Copy out every record below with complete accuracy.

Recorded data:
╭──

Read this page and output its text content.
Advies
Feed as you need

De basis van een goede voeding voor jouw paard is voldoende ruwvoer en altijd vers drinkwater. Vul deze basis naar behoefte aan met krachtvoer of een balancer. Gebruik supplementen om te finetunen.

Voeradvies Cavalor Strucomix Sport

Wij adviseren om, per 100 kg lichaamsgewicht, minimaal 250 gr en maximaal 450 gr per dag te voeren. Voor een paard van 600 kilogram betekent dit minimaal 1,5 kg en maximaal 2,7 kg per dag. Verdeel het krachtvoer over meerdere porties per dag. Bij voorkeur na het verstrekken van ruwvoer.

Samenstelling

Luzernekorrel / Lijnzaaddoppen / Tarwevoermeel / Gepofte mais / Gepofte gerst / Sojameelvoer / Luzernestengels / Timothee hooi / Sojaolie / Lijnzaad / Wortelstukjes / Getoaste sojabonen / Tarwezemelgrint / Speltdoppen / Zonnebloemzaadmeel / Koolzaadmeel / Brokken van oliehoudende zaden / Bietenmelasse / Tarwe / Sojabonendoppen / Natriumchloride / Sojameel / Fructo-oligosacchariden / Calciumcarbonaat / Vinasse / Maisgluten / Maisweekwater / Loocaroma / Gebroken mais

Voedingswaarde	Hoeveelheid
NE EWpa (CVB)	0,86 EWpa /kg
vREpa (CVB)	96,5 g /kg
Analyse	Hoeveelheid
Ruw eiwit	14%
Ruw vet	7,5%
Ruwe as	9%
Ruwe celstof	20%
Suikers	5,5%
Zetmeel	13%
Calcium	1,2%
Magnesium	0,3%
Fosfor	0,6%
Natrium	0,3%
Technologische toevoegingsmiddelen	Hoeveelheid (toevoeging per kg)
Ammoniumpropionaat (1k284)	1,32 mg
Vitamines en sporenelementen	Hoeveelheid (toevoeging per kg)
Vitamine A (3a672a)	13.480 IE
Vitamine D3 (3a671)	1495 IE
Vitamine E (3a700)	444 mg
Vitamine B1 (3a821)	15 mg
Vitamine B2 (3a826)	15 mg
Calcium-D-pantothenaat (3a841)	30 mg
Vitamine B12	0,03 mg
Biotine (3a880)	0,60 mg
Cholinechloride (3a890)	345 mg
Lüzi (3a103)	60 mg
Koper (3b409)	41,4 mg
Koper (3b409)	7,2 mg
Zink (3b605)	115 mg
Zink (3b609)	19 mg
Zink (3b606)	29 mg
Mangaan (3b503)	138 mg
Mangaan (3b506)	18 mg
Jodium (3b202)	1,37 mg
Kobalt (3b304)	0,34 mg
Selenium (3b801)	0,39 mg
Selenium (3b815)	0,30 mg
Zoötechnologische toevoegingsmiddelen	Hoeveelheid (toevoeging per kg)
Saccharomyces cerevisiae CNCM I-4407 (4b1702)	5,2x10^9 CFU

╰──

• **Completed exercise**:
Read this page and output its text content.
Advies
Feed as you need

De basis van een goede voeding voor jouw paard is voldoende ruwvoer en altijd vers drinkwater. Vul deze basis naar behoefte aan met krachtvoer of een balancer. Gebruik supplementen om te finetunen.

Voeradvies Cavalor Strucomix Sport

Wij adviseren om, per 100 kg lichaamsgewicht, minimaal 250 gr en maximaal 450 gr per dag te voeren. Voor een paard van 600 kilogram betekent dit minimaal 1,5 kg en maximaal 2,7 kg per dag. Verdeel het krachtvoer over meerdere porties per dag. Bij voorkeur na het verstrekken van ruwvoer.

Samenstelling

Luzernekorrel / Lijnzaaddoppen / Tarwevoermeel / Gepofte mais / Gepofte gerst / Sojameelvoer / Luzernestengels / Timothee hooi / Sojaolie / Lijnzaad / Wortelstukjes / Getoaste sojabonen / Tarwezemelgrint / Speltdoppen / Zonnebloemzaadmeel / Koolzaadmeel / Brokken van oliehoudende zaden / Bietenmelasse / Tarwe / Sojabonendoppen / Natriumchloride / Sojameel / Fructo-oligosacchariden / Calciumcarbonaat / Vinasse / Maisgluten / Maisweekwater / Loocaroma / Gebroken mais

Voedingswaarde	Hoeveelheid
NE EWpa (CVB)	0,86 EWpa /kg
vREpa (CVB)	96,5 g /kg
Analyse	Hoeveelheid
Ruw eiwit	14%
Ruw vet	7,5%
Ruwe as	9%
Ruwe celstof	20%
Suikers	5,5%
Zetmeel	13%
Calcium	1,2%
Magnesium	0,3%
Fosfor	0,6%
Natrium	0,3%
Technologische toevoegingsmiddelen	Hoeveelheid (toevoeging per kg)
Ammoniumpropionaat (1k284)	1,32 mg
Vitamines en sporenelementen	Hoeveelheid (toevoeging per kg)
Vitamine A (3a672a)	13.480 IE
Vitamine D3 (3a671)	1495 IE
Vitamine E (3a700)	444 mg
Vitamine B1 (3a821)	15 mg
Vitamine B2 (3a826)	15 mg
Calcium-D-pantothenaat (3a841)	30 mg
Vitamine B12	0,03 mg
Biotine (3a880)	0,60 mg
Cholinechloride (3a890)	345 mg
Lüzi (3a103)	60 mg
Koper (3b409)	41,4 mg
Koper (3b409)	7,2 mg
Zink (3b605)	115 mg
Zink (3b609)	19 mg
Zink (3b606)	29 mg
Mangaan (3b503)	138 mg
Mangaan (3b506)	18 mg
Jodium (3b202)	1,37 mg
Kobalt (3b304)	0,34 mg
Selenium (3b801)	0,39 mg
Selenium (3b815)	0,30 mg
Zoötechnologische toevoegingsmiddelen	Hoeveelheid (toevoeging per kg)
Saccharomyces cerevisiae CNCM I-4407 (4b1702)	5,2x10^9 CFU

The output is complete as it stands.